▶ Entries supplied:
# # # # # # #

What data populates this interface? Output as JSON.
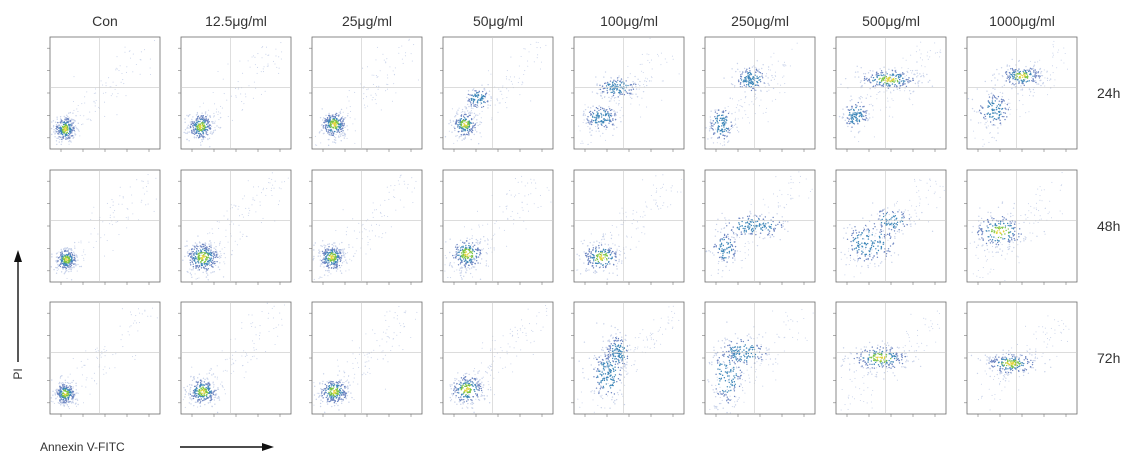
{
  "chart_data": {
    "type": "scatter",
    "plot_kind": "flow-cytometry-density-grid",
    "columns": [
      "Con",
      "12.5μg/ml",
      "25μg/ml",
      "50μg/ml",
      "100μg/ml",
      "250μg/ml",
      "500μg/ml",
      "1000μg/ml"
    ],
    "rows": [
      "24h",
      "48h",
      "72h"
    ],
    "xlabel": "Annexin V-FITC",
    "ylabel": "PI",
    "axis_scale": "log",
    "xlim": [
      1,
      100000
    ],
    "ylim": [
      1,
      100000
    ],
    "tick_values": [
      10,
      100,
      1000,
      10000,
      100000
    ],
    "gate_fraction": [
      0.45,
      0.55
    ],
    "panels": [
      [
        {
          "populations": [
            {
              "x": 0.14,
              "y": 0.18,
              "sx": 0.05,
              "sy": 0.06,
              "w": 1.0
            }
          ],
          "diag": 0.3
        },
        {
          "populations": [
            {
              "x": 0.18,
              "y": 0.2,
              "sx": 0.06,
              "sy": 0.06,
              "w": 1.0
            }
          ],
          "diag": 0.3
        },
        {
          "populations": [
            {
              "x": 0.2,
              "y": 0.22,
              "sx": 0.06,
              "sy": 0.06,
              "w": 1.0
            }
          ],
          "diag": 0.35
        },
        {
          "populations": [
            {
              "x": 0.2,
              "y": 0.22,
              "sx": 0.06,
              "sy": 0.06,
              "w": 0.8
            },
            {
              "x": 0.32,
              "y": 0.45,
              "sx": 0.06,
              "sy": 0.05,
              "w": 0.4
            }
          ],
          "diag": 0.35
        },
        {
          "populations": [
            {
              "x": 0.25,
              "y": 0.28,
              "sx": 0.08,
              "sy": 0.06,
              "w": 0.6
            },
            {
              "x": 0.4,
              "y": 0.55,
              "sx": 0.1,
              "sy": 0.05,
              "w": 0.6
            }
          ],
          "diag": 0.3
        },
        {
          "populations": [
            {
              "x": 0.15,
              "y": 0.22,
              "sx": 0.06,
              "sy": 0.08,
              "w": 0.5
            },
            {
              "x": 0.42,
              "y": 0.62,
              "sx": 0.08,
              "sy": 0.06,
              "w": 0.6
            }
          ],
          "diag": 0.3
        },
        {
          "populations": [
            {
              "x": 0.18,
              "y": 0.3,
              "sx": 0.06,
              "sy": 0.07,
              "w": 0.5
            },
            {
              "x": 0.48,
              "y": 0.62,
              "sx": 0.14,
              "sy": 0.05,
              "w": 0.9
            }
          ],
          "diag": 0.25
        },
        {
          "populations": [
            {
              "x": 0.25,
              "y": 0.35,
              "sx": 0.08,
              "sy": 0.08,
              "w": 0.5
            },
            {
              "x": 0.5,
              "y": 0.65,
              "sx": 0.1,
              "sy": 0.05,
              "w": 0.8
            }
          ],
          "diag": 0.25
        }
      ],
      [
        {
          "populations": [
            {
              "x": 0.15,
              "y": 0.2,
              "sx": 0.05,
              "sy": 0.05,
              "w": 1.0
            }
          ],
          "diag": 0.25
        },
        {
          "populations": [
            {
              "x": 0.2,
              "y": 0.22,
              "sx": 0.08,
              "sy": 0.07,
              "w": 1.2
            }
          ],
          "diag": 0.45
        },
        {
          "populations": [
            {
              "x": 0.18,
              "y": 0.22,
              "sx": 0.06,
              "sy": 0.06,
              "w": 1.0
            }
          ],
          "diag": 0.35
        },
        {
          "populations": [
            {
              "x": 0.22,
              "y": 0.25,
              "sx": 0.08,
              "sy": 0.07,
              "w": 0.9
            }
          ],
          "diag": 0.4
        },
        {
          "populations": [
            {
              "x": 0.25,
              "y": 0.22,
              "sx": 0.09,
              "sy": 0.07,
              "w": 0.8
            }
          ],
          "diag": 0.4
        },
        {
          "populations": [
            {
              "x": 0.18,
              "y": 0.3,
              "sx": 0.06,
              "sy": 0.08,
              "w": 0.4
            },
            {
              "x": 0.45,
              "y": 0.5,
              "sx": 0.15,
              "sy": 0.06,
              "w": 0.6
            }
          ],
          "diag": 0.3
        },
        {
          "populations": [
            {
              "x": 0.3,
              "y": 0.35,
              "sx": 0.14,
              "sy": 0.1,
              "w": 0.7
            },
            {
              "x": 0.5,
              "y": 0.55,
              "sx": 0.1,
              "sy": 0.06,
              "w": 0.4
            }
          ],
          "diag": 0.3
        },
        {
          "populations": [
            {
              "x": 0.3,
              "y": 0.45,
              "sx": 0.12,
              "sy": 0.08,
              "w": 0.8
            }
          ],
          "diag": 0.3
        }
      ],
      [
        {
          "populations": [
            {
              "x": 0.14,
              "y": 0.18,
              "sx": 0.05,
              "sy": 0.05,
              "w": 1.0
            }
          ],
          "diag": 0.3
        },
        {
          "populations": [
            {
              "x": 0.2,
              "y": 0.2,
              "sx": 0.07,
              "sy": 0.06,
              "w": 1.0
            }
          ],
          "diag": 0.35
        },
        {
          "populations": [
            {
              "x": 0.2,
              "y": 0.2,
              "sx": 0.07,
              "sy": 0.06,
              "w": 1.0
            }
          ],
          "diag": 0.35
        },
        {
          "populations": [
            {
              "x": 0.22,
              "y": 0.22,
              "sx": 0.08,
              "sy": 0.07,
              "w": 0.9
            }
          ],
          "diag": 0.35
        },
        {
          "populations": [
            {
              "x": 0.3,
              "y": 0.35,
              "sx": 0.08,
              "sy": 0.12,
              "w": 0.7
            },
            {
              "x": 0.4,
              "y": 0.55,
              "sx": 0.06,
              "sy": 0.08,
              "w": 0.6
            }
          ],
          "diag": 0.3
        },
        {
          "populations": [
            {
              "x": 0.2,
              "y": 0.35,
              "sx": 0.08,
              "sy": 0.15,
              "w": 0.6
            },
            {
              "x": 0.35,
              "y": 0.55,
              "sx": 0.12,
              "sy": 0.07,
              "w": 0.6
            }
          ],
          "diag": 0.3
        },
        {
          "populations": [
            {
              "x": 0.4,
              "y": 0.5,
              "sx": 0.14,
              "sy": 0.06,
              "w": 0.9
            }
          ],
          "diag": 0.25
        },
        {
          "populations": [
            {
              "x": 0.4,
              "y": 0.45,
              "sx": 0.12,
              "sy": 0.05,
              "w": 0.9
            }
          ],
          "diag": 0.25
        }
      ]
    ]
  },
  "colors": {
    "density_low": "#c9d3ea",
    "density_mid": "#6f87c2",
    "density_high": "#3d86b8",
    "density_peak": "#7cc442",
    "density_core": "#e3d43c"
  }
}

# # # # # # #

Transcribe each entry above exactly, apart from the pictures.

What data populates this interface? Output as JSON.
{
  "chart_data": {
    "type": "scatter",
    "plot_kind": "flow-cytometry-density-grid",
    "columns": [
      "Con",
      "12.5μg/ml",
      "25μg/ml",
      "50μg/ml",
      "100μg/ml",
      "250μg/ml",
      "500μg/ml",
      "1000μg/ml"
    ],
    "rows": [
      "24h",
      "48h",
      "72h"
    ],
    "xlabel": "Annexin V-FITC",
    "ylabel": "PI",
    "axis_scale": "log",
    "xlim": [
      1,
      100000
    ],
    "ylim": [
      1,
      100000
    ],
    "tick_values": [
      10,
      100,
      1000,
      10000,
      100000
    ],
    "gate_fraction": [
      0.45,
      0.55
    ],
    "panels": [
      [
        {
          "populations": [
            {
              "x": 0.14,
              "y": 0.18,
              "sx": 0.05,
              "sy": 0.06,
              "w": 1.0
            }
          ],
          "diag": 0.3
        },
        {
          "populations": [
            {
              "x": 0.18,
              "y": 0.2,
              "sx": 0.06,
              "sy": 0.06,
              "w": 1.0
            }
          ],
          "diag": 0.3
        },
        {
          "populations": [
            {
              "x": 0.2,
              "y": 0.22,
              "sx": 0.06,
              "sy": 0.06,
              "w": 1.0
            }
          ],
          "diag": 0.35
        },
        {
          "populations": [
            {
              "x": 0.2,
              "y": 0.22,
              "sx": 0.06,
              "sy": 0.06,
              "w": 0.8
            },
            {
              "x": 0.32,
              "y": 0.45,
              "sx": 0.06,
              "sy": 0.05,
              "w": 0.4
            }
          ],
          "diag": 0.35
        },
        {
          "populations": [
            {
              "x": 0.25,
              "y": 0.28,
              "sx": 0.08,
              "sy": 0.06,
              "w": 0.6
            },
            {
              "x": 0.4,
              "y": 0.55,
              "sx": 0.1,
              "sy": 0.05,
              "w": 0.6
            }
          ],
          "diag": 0.3
        },
        {
          "populations": [
            {
              "x": 0.15,
              "y": 0.22,
              "sx": 0.06,
              "sy": 0.08,
              "w": 0.5
            },
            {
              "x": 0.42,
              "y": 0.62,
              "sx": 0.08,
              "sy": 0.06,
              "w": 0.6
            }
          ],
          "diag": 0.3
        },
        {
          "populations": [
            {
              "x": 0.18,
              "y": 0.3,
              "sx": 0.06,
              "sy": 0.07,
              "w": 0.5
            },
            {
              "x": 0.48,
              "y": 0.62,
              "sx": 0.14,
              "sy": 0.05,
              "w": 0.9
            }
          ],
          "diag": 0.25
        },
        {
          "populations": [
            {
              "x": 0.25,
              "y": 0.35,
              "sx": 0.08,
              "sy": 0.08,
              "w": 0.5
            },
            {
              "x": 0.5,
              "y": 0.65,
              "sx": 0.1,
              "sy": 0.05,
              "w": 0.8
            }
          ],
          "diag": 0.25
        }
      ],
      [
        {
          "populations": [
            {
              "x": 0.15,
              "y": 0.2,
              "sx": 0.05,
              "sy": 0.05,
              "w": 1.0
            }
          ],
          "diag": 0.25
        },
        {
          "populations": [
            {
              "x": 0.2,
              "y": 0.22,
              "sx": 0.08,
              "sy": 0.07,
              "w": 1.2
            }
          ],
          "diag": 0.45
        },
        {
          "populations": [
            {
              "x": 0.18,
              "y": 0.22,
              "sx": 0.06,
              "sy": 0.06,
              "w": 1.0
            }
          ],
          "diag": 0.35
        },
        {
          "populations": [
            {
              "x": 0.22,
              "y": 0.25,
              "sx": 0.08,
              "sy": 0.07,
              "w": 0.9
            }
          ],
          "diag": 0.4
        },
        {
          "populations": [
            {
              "x": 0.25,
              "y": 0.22,
              "sx": 0.09,
              "sy": 0.07,
              "w": 0.8
            }
          ],
          "diag": 0.4
        },
        {
          "populations": [
            {
              "x": 0.18,
              "y": 0.3,
              "sx": 0.06,
              "sy": 0.08,
              "w": 0.4
            },
            {
              "x": 0.45,
              "y": 0.5,
              "sx": 0.15,
              "sy": 0.06,
              "w": 0.6
            }
          ],
          "diag": 0.3
        },
        {
          "populations": [
            {
              "x": 0.3,
              "y": 0.35,
              "sx": 0.14,
              "sy": 0.1,
              "w": 0.7
            },
            {
              "x": 0.5,
              "y": 0.55,
              "sx": 0.1,
              "sy": 0.06,
              "w": 0.4
            }
          ],
          "diag": 0.3
        },
        {
          "populations": [
            {
              "x": 0.3,
              "y": 0.45,
              "sx": 0.12,
              "sy": 0.08,
              "w": 0.8
            }
          ],
          "diag": 0.3
        }
      ],
      [
        {
          "populations": [
            {
              "x": 0.14,
              "y": 0.18,
              "sx": 0.05,
              "sy": 0.05,
              "w": 1.0
            }
          ],
          "diag": 0.3
        },
        {
          "populations": [
            {
              "x": 0.2,
              "y": 0.2,
              "sx": 0.07,
              "sy": 0.06,
              "w": 1.0
            }
          ],
          "diag": 0.35
        },
        {
          "populations": [
            {
              "x": 0.2,
              "y": 0.2,
              "sx": 0.07,
              "sy": 0.06,
              "w": 1.0
            }
          ],
          "diag": 0.35
        },
        {
          "populations": [
            {
              "x": 0.22,
              "y": 0.22,
              "sx": 0.08,
              "sy": 0.07,
              "w": 0.9
            }
          ],
          "diag": 0.35
        },
        {
          "populations": [
            {
              "x": 0.3,
              "y": 0.35,
              "sx": 0.08,
              "sy": 0.12,
              "w": 0.7
            },
            {
              "x": 0.4,
              "y": 0.55,
              "sx": 0.06,
              "sy": 0.08,
              "w": 0.6
            }
          ],
          "diag": 0.3
        },
        {
          "populations": [
            {
              "x": 0.2,
              "y": 0.35,
              "sx": 0.08,
              "sy": 0.15,
              "w": 0.6
            },
            {
              "x": 0.35,
              "y": 0.55,
              "sx": 0.12,
              "sy": 0.07,
              "w": 0.6
            }
          ],
          "diag": 0.3
        },
        {
          "populations": [
            {
              "x": 0.4,
              "y": 0.5,
              "sx": 0.14,
              "sy": 0.06,
              "w": 0.9
            }
          ],
          "diag": 0.25
        },
        {
          "populations": [
            {
              "x": 0.4,
              "y": 0.45,
              "sx": 0.12,
              "sy": 0.05,
              "w": 0.9
            }
          ],
          "diag": 0.25
        }
      ]
    ]
  },
  "colors": {
    "density_low": "#c9d3ea",
    "density_mid": "#6f87c2",
    "density_high": "#3d86b8",
    "density_peak": "#7cc442",
    "density_core": "#e3d43c"
  }
}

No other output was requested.